The input:
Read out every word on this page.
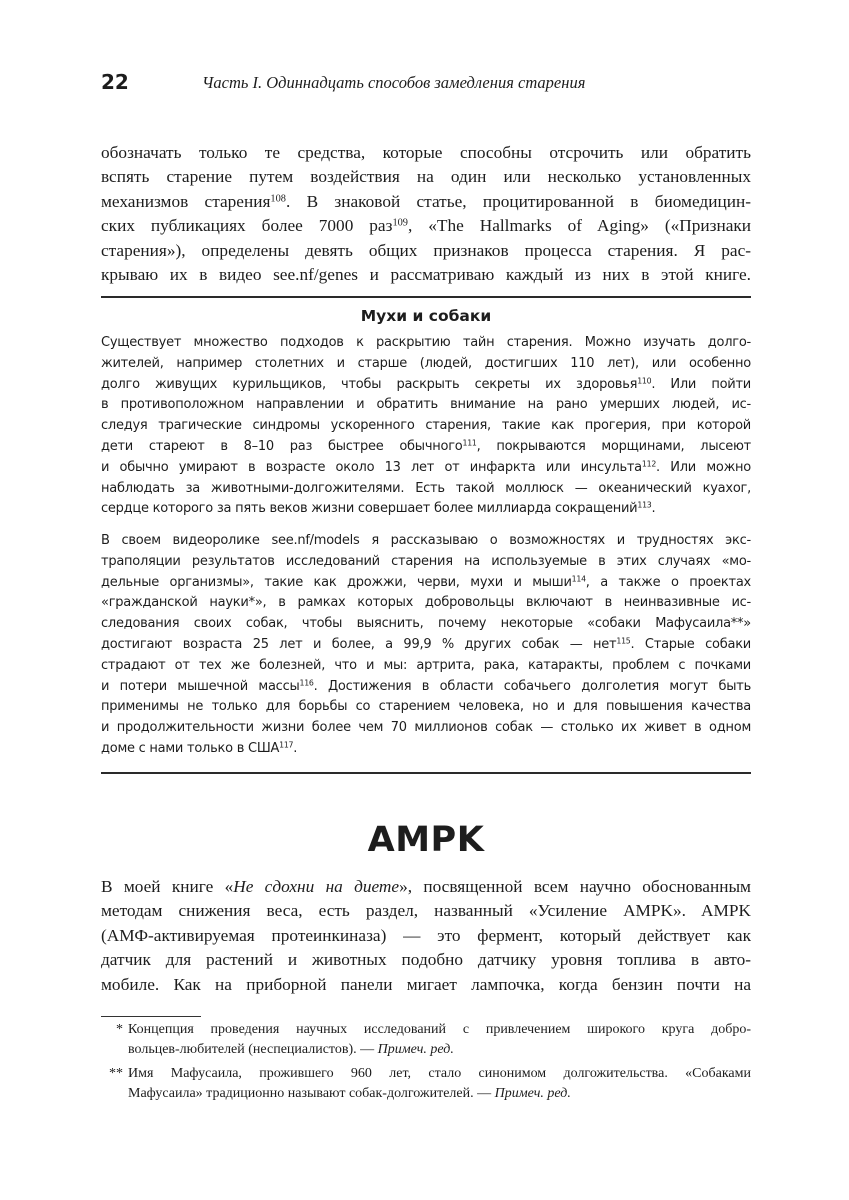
22	Часть I. Одиннадцать способов замедления старения
обозначать только те средства, которые способны отсрочить или обратить
вспять старение путем воздействия на один или несколько установленных
механизмов старения$^{108}$. В знаковой статье, процитированной в биомедицин-
ских публикациях более 7000 раз$^{109}$, «The Hallmarks of Aging» («Признаки
старения»), определены девять общих признаков процесса старения. Я рас-
крываю их в видео see.nf/genes и рассматриваю каждый из них в этой книге.
Мухи и собаки
Существует множество подходов к раскрытию тайн старения. Можно изучать долго-
жителей, например столетних и старше (людей, достигших 110 лет), или особенно
долго живущих курильщиков, чтобы раскрыть секреты их здоровья$^{110}$. Или пойти
в противоположном направлении и обратить внимание на рано умерших людей, ис-
следуя трагические синдромы ускоренного старения, такие как прогерия, при которой
дети стареют в 8–10 раз быстрее обычного$^{111}$, покрываются морщинами, лысеют
и обычно умирают в возрасте около 13 лет от инфаркта или инсульта$^{112}$. Или можно
наблюдать за животными-долгожителями. Есть такой моллюск — океанический куахог,
сердце которого за пять веков жизни совершает более миллиарда сокращений$^{113}$.
В своем видеоролике see.nf/models я рассказываю о возможностях и трудностях экс-
траполяции результатов исследований старения на используемые в этих случаях «мо-
дельные организмы», такие как дрожжи, черви, мухи и мыши$^{114}$, а также о проектах
«гражданской науки*», в рамках которых добровольцы включают в неинвазивные ис-
следования своих собак, чтобы выяснить, почему некоторые «собаки Мафусаила**»
достигают возраста 25 лет и более, а 99,9 % других собак — нет$^{115}$. Старые собаки
страдают от тех же болезней, что и мы: артрита, рака, катаракты, проблем с почками
и потери мышечной массы$^{116}$. Достижения в области собачьего долголетия могут быть
применимы не только для борьбы со старением человека, но и для повышения качества
и продолжительности жизни более чем 70 миллионов собак — столько их живет в одном
доме с нами только в США$^{117}$.
AMPK
В моей книге «Не сдохни на диете», посвященной всем научно обоснованным
методам снижения веса, есть раздел, названный «Усиление AMPK». AMPK
(АМФ-активируемая протеинкиназа) — это фермент, который действует как
датчик для растений и животных подобно датчику уровня топлива в авто-
мобиле. Как на приборной панели мигает лампочка, когда бензин почти на
* Концепция проведения научных исследований с привлечением широкого круга добро-
вольцев-любителей (неспециалистов). — Примеч. ред.
** Имя Мафусаила, прожившего 960 лет, стало синонимом долгожительства. «Собаками
Мафусаила» традиционно называют собак-долгожителей. — Примеч. ред.
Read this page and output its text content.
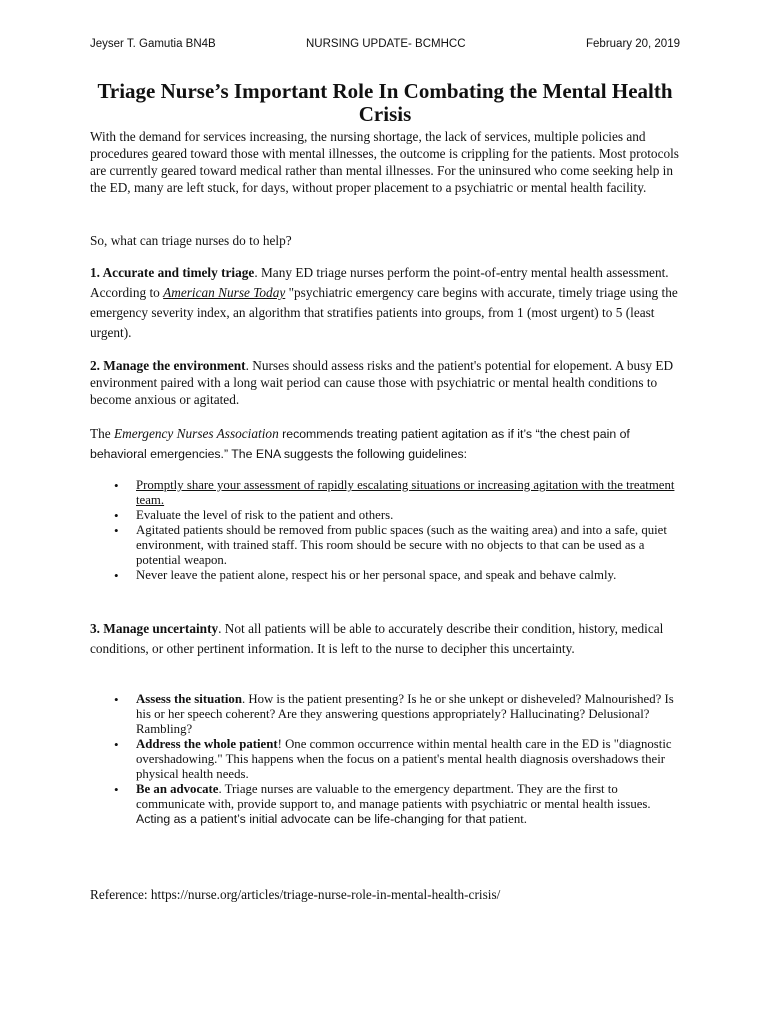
Jeyser T. Gamutia BN4B	NURSING UPDATE- BCMHCC	February 20, 2019
Triage Nurse’s Important Role In Combating the Mental Health Crisis

With the demand for services increasing, the nursing shortage, the lack of services, multiple policies and procedures geared toward those with mental illnesses, the outcome is crippling for the patients. Most protocols are currently geared toward medical rather than mental illnesses. For the uninsured who come seeking help in the ED, many are left stuck, for days, without proper placement to a psychiatric or mental health facility.

So, what can triage nurses do to help?

1. Accurate and timely triage. Many ED triage nurses perform the point-of-entry mental health assessment. According to American Nurse Today "psychiatric emergency care begins with accurate, timely triage using the emergency severity index, an algorithm that stratifies patients into groups, from 1 (most urgent) to 5 (least urgent).

2. Manage the environment. Nurses should assess risks and the patient's potential for elopement. A busy ED environment paired with a long wait period can cause those with psychiatric or mental health conditions to become anxious or agitated.

The Emergency Nurses Association recommends treating patient agitation as if it’s “the chest pain of behavioral emergencies.” The ENA suggests the following guidelines:

• Promptly share your assessment of rapidly escalating situations or increasing agitation with the treatment team.
• Evaluate the level of risk to the patient and others.
• Agitated patients should be removed from public spaces (such as the waiting area) and into a safe, quiet environment, with trained staff. This room should be secure with no objects to that can be used as a potential weapon.
• Never leave the patient alone, respect his or her personal space, and speak and behave calmly.

3. Manage uncertainty. Not all patients will be able to accurately describe their condition, history, medical conditions, or other pertinent information. It is left to the nurse to decipher this uncertainty.

• Assess the situation. How is the patient presenting? Is he or she unkept or disheveled? Malnourished? Is his or her speech coherent? Are they answering questions appropriately? Hallucinating? Delusional? Rambling?
• Address the whole patient! One common occurrence within mental health care in the ED is "diagnostic overshadowing." This happens when the focus on a patient's mental health diagnosis overshadows their physical health needs.
• Be an advocate. Triage nurses are valuable to the emergency department. They are the first to communicate with, provide support to, and manage patients with psychiatric or mental health issues. Acting as a patient’s initial advocate can be life-changing for that patient.

Reference: https://nurse.org/articles/triage-nurse-role-in-mental-health-crisis/
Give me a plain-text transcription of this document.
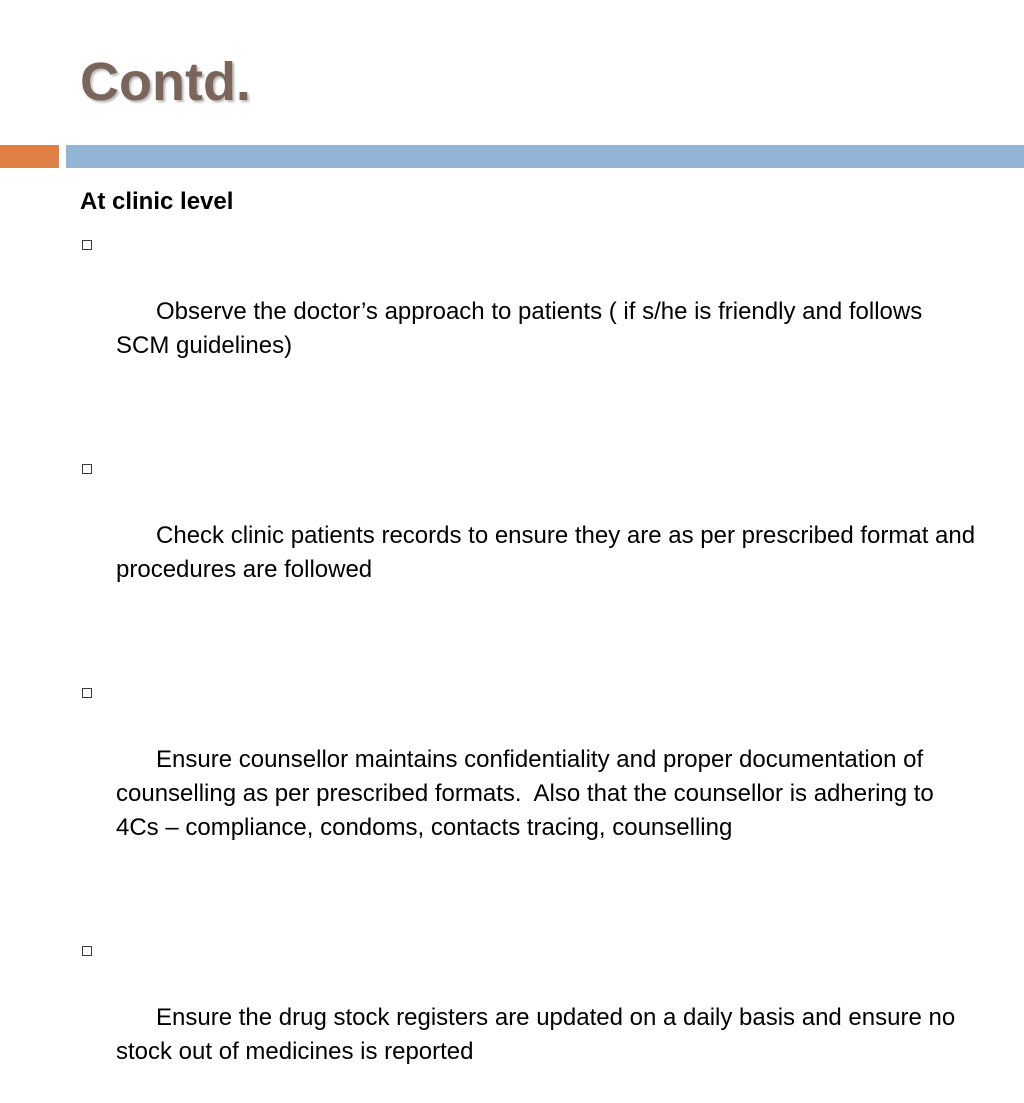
Contd.

At clinic level

Observe the doctor’s approach to patients ( if s/he is friendly and follows SCM guidelines)

Check clinic patients records to ensure they are as per prescribed format and procedures are followed

Ensure counsellor maintains confidentiality and proper documentation of counselling as per prescribed formats.  Also that the counsellor is adhering to 4Cs – compliance, condoms, contacts tracing, counselling

Ensure the drug stock registers are updated on a daily basis and ensure no stock out of medicines is reported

About this task:
Give the count of lines in the material containing "help". The reply is that number alone.

Written reply:
2